### The request
Count the lines of the material below that contain the string "text", where uppercase and lowercase count as different. Reply with the number alone.

Region annotation records
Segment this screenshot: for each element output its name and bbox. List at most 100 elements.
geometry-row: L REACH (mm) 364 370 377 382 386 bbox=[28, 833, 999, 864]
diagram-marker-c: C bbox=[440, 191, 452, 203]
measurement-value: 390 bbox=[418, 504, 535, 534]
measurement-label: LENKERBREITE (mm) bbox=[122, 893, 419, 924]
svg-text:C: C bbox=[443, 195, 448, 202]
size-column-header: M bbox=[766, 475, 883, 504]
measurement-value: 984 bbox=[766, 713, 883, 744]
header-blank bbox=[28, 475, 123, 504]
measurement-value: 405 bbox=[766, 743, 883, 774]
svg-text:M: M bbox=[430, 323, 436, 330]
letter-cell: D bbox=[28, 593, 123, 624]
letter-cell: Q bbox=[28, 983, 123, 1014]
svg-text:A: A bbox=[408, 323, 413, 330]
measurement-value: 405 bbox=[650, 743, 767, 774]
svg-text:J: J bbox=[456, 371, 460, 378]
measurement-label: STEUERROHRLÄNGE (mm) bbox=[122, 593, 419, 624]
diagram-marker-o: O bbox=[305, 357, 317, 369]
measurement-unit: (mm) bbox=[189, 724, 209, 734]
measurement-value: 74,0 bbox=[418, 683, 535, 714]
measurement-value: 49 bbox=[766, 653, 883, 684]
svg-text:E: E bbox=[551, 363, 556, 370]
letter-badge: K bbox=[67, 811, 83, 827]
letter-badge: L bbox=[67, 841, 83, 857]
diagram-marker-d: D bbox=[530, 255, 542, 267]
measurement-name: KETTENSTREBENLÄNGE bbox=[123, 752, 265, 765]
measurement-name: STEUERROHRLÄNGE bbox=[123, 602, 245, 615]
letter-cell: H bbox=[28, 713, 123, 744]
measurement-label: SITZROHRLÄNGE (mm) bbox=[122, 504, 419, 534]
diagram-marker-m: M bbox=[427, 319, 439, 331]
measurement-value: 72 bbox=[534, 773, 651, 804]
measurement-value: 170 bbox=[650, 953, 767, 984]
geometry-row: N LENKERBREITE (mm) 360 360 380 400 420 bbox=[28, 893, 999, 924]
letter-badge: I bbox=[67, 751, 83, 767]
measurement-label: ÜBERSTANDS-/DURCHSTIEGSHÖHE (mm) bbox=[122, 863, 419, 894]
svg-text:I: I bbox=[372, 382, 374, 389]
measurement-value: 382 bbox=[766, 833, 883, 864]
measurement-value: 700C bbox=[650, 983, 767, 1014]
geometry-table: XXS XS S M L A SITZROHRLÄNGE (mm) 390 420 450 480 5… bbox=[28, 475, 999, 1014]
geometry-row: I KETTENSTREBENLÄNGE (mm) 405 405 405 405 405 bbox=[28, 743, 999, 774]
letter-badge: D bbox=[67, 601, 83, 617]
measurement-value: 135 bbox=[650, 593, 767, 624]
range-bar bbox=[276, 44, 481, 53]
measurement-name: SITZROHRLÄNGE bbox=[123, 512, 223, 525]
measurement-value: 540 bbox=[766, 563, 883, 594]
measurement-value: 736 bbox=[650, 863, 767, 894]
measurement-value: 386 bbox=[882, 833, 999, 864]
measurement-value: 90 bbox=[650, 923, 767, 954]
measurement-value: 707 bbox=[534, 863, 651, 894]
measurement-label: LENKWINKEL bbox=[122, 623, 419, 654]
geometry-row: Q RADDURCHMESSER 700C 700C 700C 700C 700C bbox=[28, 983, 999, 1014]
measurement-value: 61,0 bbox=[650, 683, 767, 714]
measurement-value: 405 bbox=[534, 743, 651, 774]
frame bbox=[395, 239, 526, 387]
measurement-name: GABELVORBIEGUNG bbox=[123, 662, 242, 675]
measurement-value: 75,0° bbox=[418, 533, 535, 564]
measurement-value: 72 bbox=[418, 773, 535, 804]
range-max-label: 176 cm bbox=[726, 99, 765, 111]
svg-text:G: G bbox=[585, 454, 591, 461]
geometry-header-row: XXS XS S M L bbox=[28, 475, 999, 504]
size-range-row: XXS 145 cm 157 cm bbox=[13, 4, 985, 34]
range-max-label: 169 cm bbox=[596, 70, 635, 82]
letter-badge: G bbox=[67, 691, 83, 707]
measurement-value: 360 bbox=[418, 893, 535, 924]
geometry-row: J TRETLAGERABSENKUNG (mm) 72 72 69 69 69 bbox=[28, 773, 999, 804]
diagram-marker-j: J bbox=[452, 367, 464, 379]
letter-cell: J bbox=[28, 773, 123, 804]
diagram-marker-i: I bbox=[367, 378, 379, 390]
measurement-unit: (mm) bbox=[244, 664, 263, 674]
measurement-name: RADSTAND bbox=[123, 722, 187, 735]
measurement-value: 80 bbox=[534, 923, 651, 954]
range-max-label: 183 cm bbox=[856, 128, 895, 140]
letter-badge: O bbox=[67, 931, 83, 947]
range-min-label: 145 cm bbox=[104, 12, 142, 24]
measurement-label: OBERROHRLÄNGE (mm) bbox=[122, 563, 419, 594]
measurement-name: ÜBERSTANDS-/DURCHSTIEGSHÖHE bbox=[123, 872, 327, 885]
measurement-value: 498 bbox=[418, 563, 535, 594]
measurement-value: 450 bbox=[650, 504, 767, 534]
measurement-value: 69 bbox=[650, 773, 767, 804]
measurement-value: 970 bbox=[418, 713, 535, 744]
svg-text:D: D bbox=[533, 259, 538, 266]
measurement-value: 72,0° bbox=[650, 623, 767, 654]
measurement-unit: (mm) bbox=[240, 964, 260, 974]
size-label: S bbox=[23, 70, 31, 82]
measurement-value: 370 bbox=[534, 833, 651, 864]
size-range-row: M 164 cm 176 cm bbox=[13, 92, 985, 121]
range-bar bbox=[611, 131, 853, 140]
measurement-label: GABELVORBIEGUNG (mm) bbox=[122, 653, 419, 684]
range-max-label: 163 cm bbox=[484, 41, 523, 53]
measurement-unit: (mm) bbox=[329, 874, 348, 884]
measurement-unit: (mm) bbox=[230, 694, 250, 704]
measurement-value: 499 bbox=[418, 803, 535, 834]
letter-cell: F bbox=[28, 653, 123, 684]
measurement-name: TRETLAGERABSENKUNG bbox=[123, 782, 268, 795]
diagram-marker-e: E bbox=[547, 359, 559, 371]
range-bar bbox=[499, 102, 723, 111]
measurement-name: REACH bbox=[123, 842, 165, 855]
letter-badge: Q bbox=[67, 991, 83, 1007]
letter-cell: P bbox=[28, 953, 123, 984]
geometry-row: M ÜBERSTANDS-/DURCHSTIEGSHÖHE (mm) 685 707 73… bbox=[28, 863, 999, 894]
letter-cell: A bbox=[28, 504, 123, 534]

### Response below
8